WHAT IS ASKED:
All the data should be repeated exactly. Any image in it is left out.

Stored items
· · · · · · ·

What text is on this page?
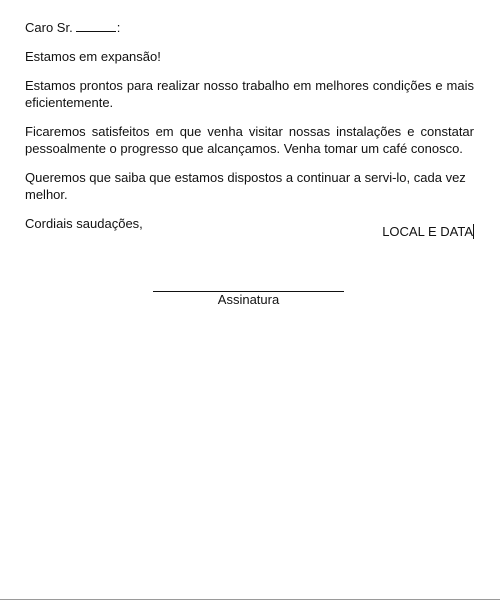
Caro Sr.	:

Estamos em expansão!

Estamos prontos para realizar nosso trabalho em melhores condições e mais eficientemente.

Ficaremos satisfeitos em que venha visitar nossas instalações e constatar pessoalmente o progresso que alcançamos. Venha tomar um café conosco.

Queremos que saiba que estamos dispostos a continuar a servi-lo, cada vez melhor.

Cordiais saudações,

LOCAL E DATA
Assinatura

· · · · · · ·

ANSWER TO THIS EXERCISE:
What text is on this page?
Caro Sr.	:

Estamos em expansão!

Estamos prontos para realizar nosso trabalho em melhores condições e mais eficientemente.

Ficaremos satisfeitos em que venha visitar nossas instalações e constatar pessoalmente o progresso que alcançamos. Venha tomar um café conosco.

Queremos que saiba que estamos dispostos a continuar a servi-lo, cada vez melhor.

Cordiais saudações,

LOCAL E DATA
Assinatura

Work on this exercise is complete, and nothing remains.